- Work instructions -
Print the entries verbatim, leaving out the images they contain.

---------------

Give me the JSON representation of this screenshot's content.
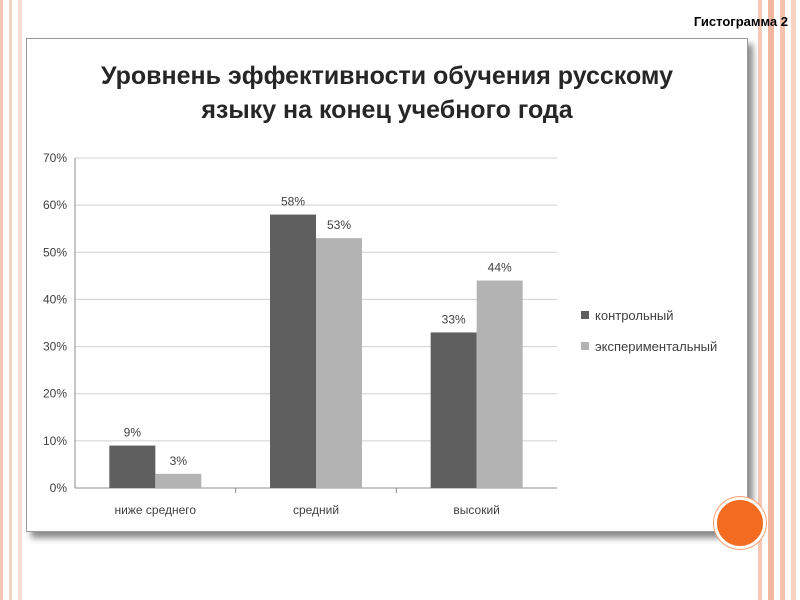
{
  "slide_label": "Гистограмма 2",
  "colors": {
    "series1": "#5f5f5f",
    "series2": "#b3b3b3",
    "accent": "#f36c21"
  },
  "chart_data": {
    "type": "bar",
    "title_lines": [
      "Уровнень эффективности обучения русскому",
      "языку на конец  учебного года"
    ],
    "categories": [
      "ниже среднего",
      "средний",
      "высокий"
    ],
    "series": [
      {
        "name": "контрольный",
        "values": [
          9,
          58,
          33
        ],
        "labels": [
          "9%",
          "58%",
          "33%"
        ]
      },
      {
        "name": "экспериментальный",
        "values": [
          3,
          53,
          44
        ],
        "labels": [
          "3%",
          "53%",
          "44%"
        ]
      }
    ],
    "yticks": [
      "0%",
      "10%",
      "20%",
      "30%",
      "40%",
      "50%",
      "60%",
      "70%"
    ],
    "ylim": [
      0,
      70
    ],
    "grid": true,
    "legend": "right"
  }
}
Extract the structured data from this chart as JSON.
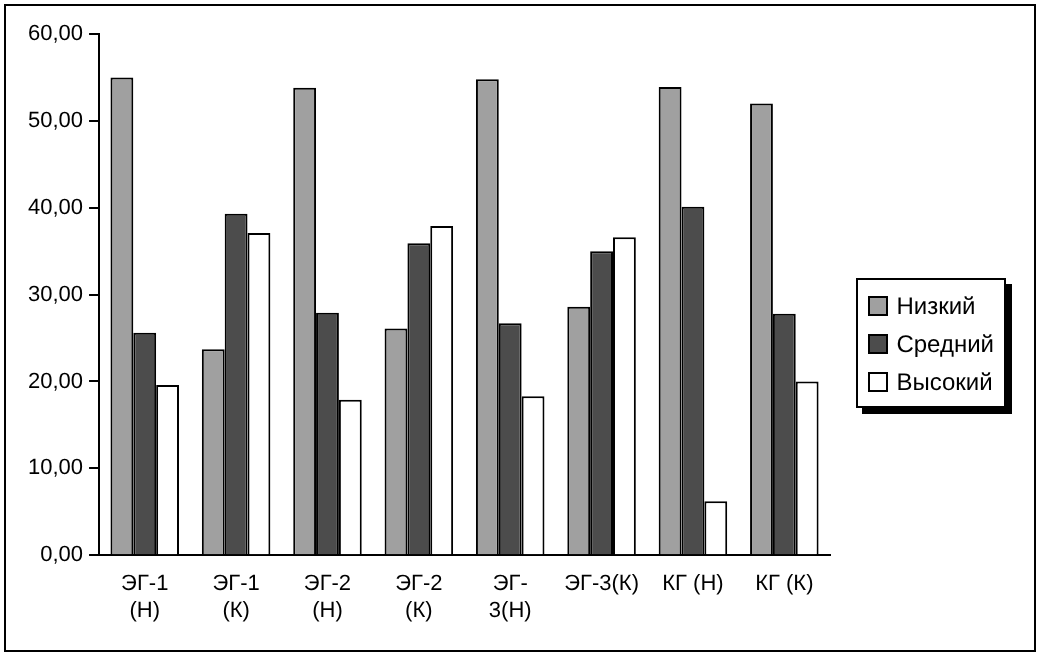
{
  "chart_data": {
    "type": "bar",
    "categories": [
      "ЭГ-1 (Н)",
      "ЭГ-1 (К)",
      "ЭГ-2 (Н)",
      "ЭГ-2 (К)",
      "ЭГ-3(Н)",
      "ЭГ-3(К)",
      "КГ (Н)",
      "КГ (К)"
    ],
    "series": [
      {
        "name": "Низкий",
        "color": "#a0a0a0",
        "values": [
          55,
          23.7,
          53.8,
          26.1,
          54.8,
          28.6,
          53.9,
          52
        ]
      },
      {
        "name": "Средний",
        "color": "#4c4c4c",
        "values": [
          25.6,
          39.3,
          27.9,
          35.9,
          26.7,
          35,
          40.1,
          27.8
        ]
      },
      {
        "name": "Высокий",
        "color": "#ffffff",
        "values": [
          19.6,
          37.1,
          17.9,
          37.9,
          18.3,
          36.6,
          6.2,
          20
        ]
      }
    ],
    "ylim": [
      0,
      60
    ],
    "yticks": [
      {
        "value": 0,
        "label": "0,00"
      },
      {
        "value": 10,
        "label": "10,00"
      },
      {
        "value": 20,
        "label": "20,00"
      },
      {
        "value": 30,
        "label": "30,00"
      },
      {
        "value": 40,
        "label": "40,00"
      },
      {
        "value": 50,
        "label": "50,00"
      },
      {
        "value": 60,
        "label": "60,00"
      }
    ],
    "grid": false,
    "legend": "right"
  }
}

---------------

- Solved exercise -
Give me the JSON representation of this screenshot's content.
{
  "slide_label": "Гистограмма 2",
  "colors": {
    "series1": "#5f5f5f",
    "series2": "#b3b3b3",
    "accent": "#f36c21"
  },
  "chart_data": {
    "type": "bar",
    "title_lines": [
      "Уровнень эффективности обучения русскому",
      "языку на конец  учебного года"
    ],
    "categories": [
      "ниже среднего",
      "средний",
      "высокий"
    ],
    "series": [
      {
        "name": "контрольный",
        "values": [
          9,
          58,
          33
        ],
        "labels": [
          "9%",
          "58%",
          "33%"
        ]
      },
      {
        "name": "экспериментальный",
        "values": [
          3,
          53,
          44
        ],
        "labels": [
          "3%",
          "53%",
          "44%"
        ]
      }
    ],
    "yticks": [
      "0%",
      "10%",
      "20%",
      "30%",
      "40%",
      "50%",
      "60%",
      "70%"
    ],
    "ylim": [
      0,
      70
    ],
    "grid": true,
    "legend": "right"
  }
}
Extract the structured data from this chart as JSON.
{
  "chart_data": {
    "type": "bar",
    "categories": [
      "ЭГ-1 (Н)",
      "ЭГ-1 (К)",
      "ЭГ-2 (Н)",
      "ЭГ-2 (К)",
      "ЭГ-3(Н)",
      "ЭГ-3(К)",
      "КГ (Н)",
      "КГ (К)"
    ],
    "series": [
      {
        "name": "Низкий",
        "color": "#a0a0a0",
        "values": [
          55,
          23.7,
          53.8,
          26.1,
          54.8,
          28.6,
          53.9,
          52
        ]
      },
      {
        "name": "Средний",
        "color": "#4c4c4c",
        "values": [
          25.6,
          39.3,
          27.9,
          35.9,
          26.7,
          35,
          40.1,
          27.8
        ]
      },
      {
        "name": "Высокий",
        "color": "#ffffff",
        "values": [
          19.6,
          37.1,
          17.9,
          37.9,
          18.3,
          36.6,
          6.2,
          20
        ]
      }
    ],
    "ylim": [
      0,
      60
    ],
    "yticks": [
      {
        "value": 0,
        "label": "0,00"
      },
      {
        "value": 10,
        "label": "10,00"
      },
      {
        "value": 20,
        "label": "20,00"
      },
      {
        "value": 30,
        "label": "30,00"
      },
      {
        "value": 40,
        "label": "40,00"
      },
      {
        "value": 50,
        "label": "50,00"
      },
      {
        "value": 60,
        "label": "60,00"
      }
    ],
    "grid": false,
    "legend": "right"
  }
}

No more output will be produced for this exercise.